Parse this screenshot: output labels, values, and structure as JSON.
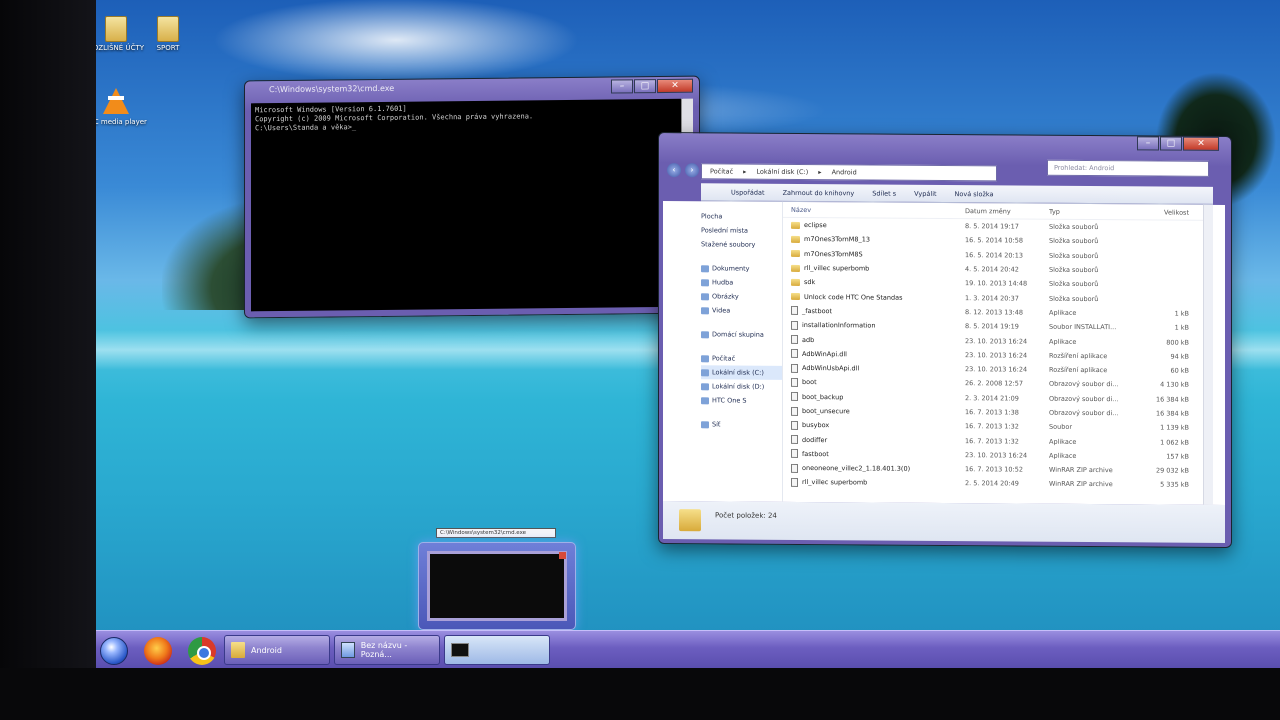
{
  "desktop": {
    "icons": [
      {
        "label": "ROZLIŠNÉ ÚČTY",
        "icon": "folder-icon"
      },
      {
        "label": "SPORT",
        "icon": "folder-icon"
      },
      {
        "label": "VLC media player",
        "icon": "vlc-icon"
      }
    ]
  },
  "console": {
    "title": "C:\\Windows\\system32\\cmd.exe",
    "lines": [
      "Microsoft Windows [Version 6.1.7601]",
      "Copyright (c) 2009 Microsoft Corporation. Všechna práva vyhrazena.",
      "",
      "C:\\Users\\Standa a věka>_"
    ]
  },
  "explorer": {
    "breadcrumb": [
      "Počítač",
      "Lokální disk (C:)",
      "Android"
    ],
    "search_placeholder": "Prohledat: Android",
    "toolbar": [
      "Uspořádat",
      "Zahrnout do knihovny",
      "Sdílet s",
      "Vypálit",
      "Nová složka"
    ],
    "nav": {
      "favorites": [
        "Plocha",
        "Poslední místa",
        "Stažené soubory"
      ],
      "libraries": [
        "Dokumenty",
        "Hudba",
        "Obrázky",
        "Videa"
      ],
      "homegroup": "Domácí skupina",
      "computer": "Počítač",
      "drives": [
        "Lokální disk (C:)",
        "Lokální disk (D:)",
        "HTC One S"
      ],
      "network": "Síť"
    },
    "columns": {
      "name": "Název",
      "date": "Datum změny",
      "type": "Typ",
      "size": "Velikost"
    },
    "rows": [
      {
        "name": "eclipse",
        "date": "8. 5. 2014 19:17",
        "type": "Složka souborů",
        "size": "",
        "kind": "folder"
      },
      {
        "name": "m7Ones3TornM8_13",
        "date": "16. 5. 2014 10:58",
        "type": "Složka souborů",
        "size": "",
        "kind": "folder"
      },
      {
        "name": "m7Ones3TornM8S",
        "date": "16. 5. 2014 20:13",
        "type": "Složka souborů",
        "size": "",
        "kind": "folder"
      },
      {
        "name": "rll_villec superbomb",
        "date": "4. 5. 2014 20:42",
        "type": "Složka souborů",
        "size": "",
        "kind": "folder"
      },
      {
        "name": "sdk",
        "date": "19. 10. 2013 14:48",
        "type": "Složka souborů",
        "size": "",
        "kind": "folder"
      },
      {
        "name": "Unlock code HTC One Standas",
        "date": "1. 3. 2014 20:37",
        "type": "Složka souborů",
        "size": "",
        "kind": "folder"
      },
      {
        "name": "_fastboot",
        "date": "8. 12. 2013 13:48",
        "type": "Aplikace",
        "size": "1 kB",
        "kind": "file"
      },
      {
        "name": "installationInformation",
        "date": "8. 5. 2014 19:19",
        "type": "Soubor INSTALLATI...",
        "size": "1 kB",
        "kind": "file"
      },
      {
        "name": "adb",
        "date": "23. 10. 2013 16:24",
        "type": "Aplikace",
        "size": "800 kB",
        "kind": "file"
      },
      {
        "name": "AdbWinApi.dll",
        "date": "23. 10. 2013 16:24",
        "type": "Rozšíření aplikace",
        "size": "94 kB",
        "kind": "file"
      },
      {
        "name": "AdbWinUsbApi.dll",
        "date": "23. 10. 2013 16:24",
        "type": "Rozšíření aplikace",
        "size": "60 kB",
        "kind": "file"
      },
      {
        "name": "boot",
        "date": "26. 2. 2008 12:57",
        "type": "Obrazový soubor di...",
        "size": "4 130 kB",
        "kind": "file"
      },
      {
        "name": "boot_backup",
        "date": "2. 3. 2014 21:09",
        "type": "Obrazový soubor di...",
        "size": "16 384 kB",
        "kind": "file"
      },
      {
        "name": "boot_unsecure",
        "date": "16. 7. 2013 1:38",
        "type": "Obrazový soubor di...",
        "size": "16 384 kB",
        "kind": "file"
      },
      {
        "name": "busybox",
        "date": "16. 7. 2013 1:32",
        "type": "Soubor",
        "size": "1 139 kB",
        "kind": "file"
      },
      {
        "name": "dodiffer",
        "date": "16. 7. 2013 1:32",
        "type": "Aplikace",
        "size": "1 062 kB",
        "kind": "file"
      },
      {
        "name": "fastboot",
        "date": "23. 10. 2013 16:24",
        "type": "Aplikace",
        "size": "157 kB",
        "kind": "file"
      },
      {
        "name": "oneoneone_villec2_1.18.401.3(0)",
        "date": "16. 7. 2013 10:52",
        "type": "WinRAR ZIP archive",
        "size": "29 032 kB",
        "kind": "file"
      },
      {
        "name": "rll_villec superbomb",
        "date": "2. 5. 2014 20:49",
        "type": "WinRAR ZIP archive",
        "size": "5 335 kB",
        "kind": "file"
      }
    ],
    "status": "Počet položek: 24"
  },
  "thumbnail": {
    "title": "C:\\Windows\\system32\\cmd.exe"
  },
  "taskbar": {
    "tasks": [
      {
        "label": "Android",
        "icon": "folder-icon"
      },
      {
        "label": "Bez názvu - Pozná...",
        "icon": "notepad-icon"
      },
      {
        "label": "",
        "icon": "cmd-icon"
      }
    ]
  },
  "colors": {
    "accent": "#6c5ec0",
    "console_bg": "#000000",
    "taskbar": "#6c5ec0"
  }
}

_What is asked:_
Go over the records above and tally the lines with the word "disk" in them. Give the number alone.

_Exercise response:_
3